§ Task instructions
Output the material beneath this task exactly, images excluded.

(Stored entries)
——————

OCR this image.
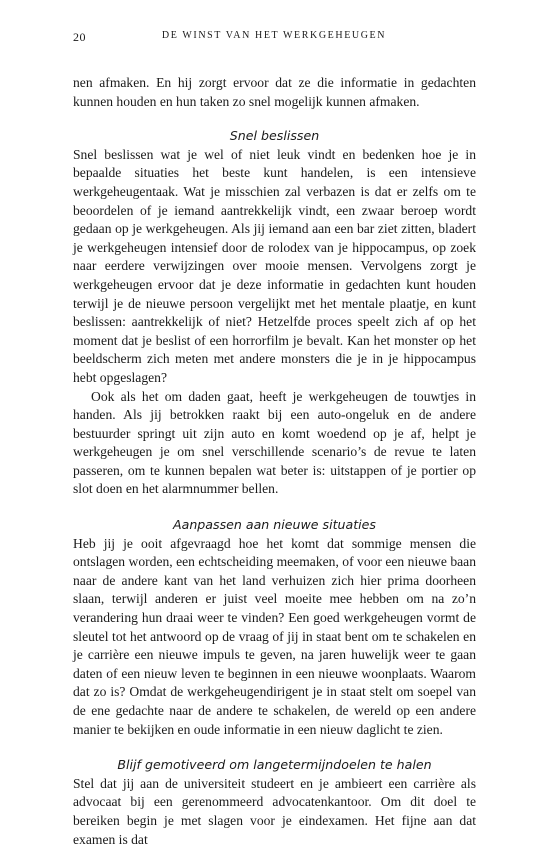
20	DE WINST VAN HET WERKGEHEUGEN

nen afmaken. En hij zorgt ervoor dat ze die informatie in gedachten kunnen houden en hun taken zo snel mogelijk kunnen afmaken.

Snel beslissen

Snel beslissen wat je wel of niet leuk vindt en bedenken hoe je in bepaalde situaties het beste kunt handelen, is een intensieve werkgeheugentaak. Wat je misschien zal verbazen is dat er zelfs om te beoordelen of je iemand aantrekkelijk vindt, een zwaar beroep wordt gedaan op je werkgeheugen. Als jij iemand aan een bar ziet zitten, bladert je werkgeheugen intensief door de rolodex van je hippocampus, op zoek naar eerdere verwijzingen over mooie mensen. Vervolgens zorgt je werkgeheugen ervoor dat je deze informatie in gedachten kunt houden terwijl je de nieuwe persoon vergelijkt met het mentale plaatje, en kunt beslissen: aantrekkelijk of niet? Hetzelfde proces speelt zich af op het moment dat je beslist of een horrorfilm je bevalt. Kan het monster op het beeldscherm zich meten met andere monsters die je in je hippocampus hebt opgeslagen?

Ook als het om daden gaat, heeft je werkgeheugen de touwtjes in handen. Als jij betrokken raakt bij een auto-ongeluk en de andere bestuurder springt uit zijn auto en komt woedend op je af, helpt je werkgeheugen je om snel verschillende scenario’s de revue te laten passeren, om te kunnen bepalen wat beter is: uitstappen of je portier op slot doen en het alarmnummer bellen.

Aanpassen aan nieuwe situaties

Heb jij je ooit afgevraagd hoe het komt dat sommige mensen die ontslagen worden, een echtscheiding meemaken, of voor een nieuwe baan naar de andere kant van het land verhuizen zich hier prima doorheen slaan, terwijl anderen er juist veel moeite mee hebben om na zo’n verandering hun draai weer te vinden? Een goed werkgeheugen vormt de sleutel tot het antwoord op de vraag of jij in staat bent om te schakelen en je carrière een nieuwe impuls te geven, na jaren huwelijk weer te gaan daten of een nieuw leven te beginnen in een nieuwe woonplaats. Waarom dat zo is? Omdat de werkgeheugendirigent je in staat stelt om soepel van de ene gedachte naar de andere te schakelen, de wereld op een andere manier te bekijken en oude informatie in een nieuw daglicht te zien.

Blijf gemotiveerd om langetermijndoelen te halen

Stel dat jij aan de universiteit studeert en je ambieert een carrière als advocaat bij een gerenommeerd advocatenkantoor. Om dit doel te bereiken begin je met slagen voor je eindexamen. Het fijne aan dat examen is dat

——————

§ Result
OCR this image.
20	DE WINST VAN HET WERKGEHEUGEN

nen afmaken. En hij zorgt ervoor dat ze die informatie in gedachten kunnen houden en hun taken zo snel mogelijk kunnen afmaken.

Snel beslissen

Snel beslissen wat je wel of niet leuk vindt en bedenken hoe je in bepaalde situaties het beste kunt handelen, is een intensieve werkgeheugentaak. Wat je misschien zal verbazen is dat er zelfs om te beoordelen of je iemand aantrekkelijk vindt, een zwaar beroep wordt gedaan op je werkgeheugen. Als jij iemand aan een bar ziet zitten, bladert je werkgeheugen intensief door de rolodex van je hippocampus, op zoek naar eerdere verwijzingen over mooie mensen. Vervolgens zorgt je werkgeheugen ervoor dat je deze informatie in gedachten kunt houden terwijl je de nieuwe persoon vergelijkt met het mentale plaatje, en kunt beslissen: aantrekkelijk of niet? Hetzelfde proces speelt zich af op het moment dat je beslist of een horrorfilm je bevalt. Kan het monster op het beeldscherm zich meten met andere monsters die je in je hippocampus hebt opgeslagen?

Ook als het om daden gaat, heeft je werkgeheugen de touwtjes in handen. Als jij betrokken raakt bij een auto-ongeluk en de andere bestuurder springt uit zijn auto en komt woedend op je af, helpt je werkgeheugen je om snel verschillende scenario’s de revue te laten passeren, om te kunnen bepalen wat beter is: uitstappen of je portier op slot doen en het alarmnummer bellen.

Aanpassen aan nieuwe situaties

Heb jij je ooit afgevraagd hoe het komt dat sommige mensen die ontslagen worden, een echtscheiding meemaken, of voor een nieuwe baan naar de andere kant van het land verhuizen zich hier prima doorheen slaan, terwijl anderen er juist veel moeite mee hebben om na zo’n verandering hun draai weer te vinden? Een goed werkgeheugen vormt de sleutel tot het antwoord op de vraag of jij in staat bent om te schakelen en je carrière een nieuwe impuls te geven, na jaren huwelijk weer te gaan daten of een nieuw leven te beginnen in een nieuwe woonplaats. Waarom dat zo is? Omdat de werkgeheugendirigent je in staat stelt om soepel van de ene gedachte naar de andere te schakelen, de wereld op een andere manier te bekijken en oude informatie in een nieuw daglicht te zien.

Blijf gemotiveerd om langetermijndoelen te halen

Stel dat jij aan de universiteit studeert en je ambieert een carrière als advocaat bij een gerenommeerd advocatenkantoor. Om dit doel te bereiken begin je met slagen voor je eindexamen. Het fijne aan dat examen is dat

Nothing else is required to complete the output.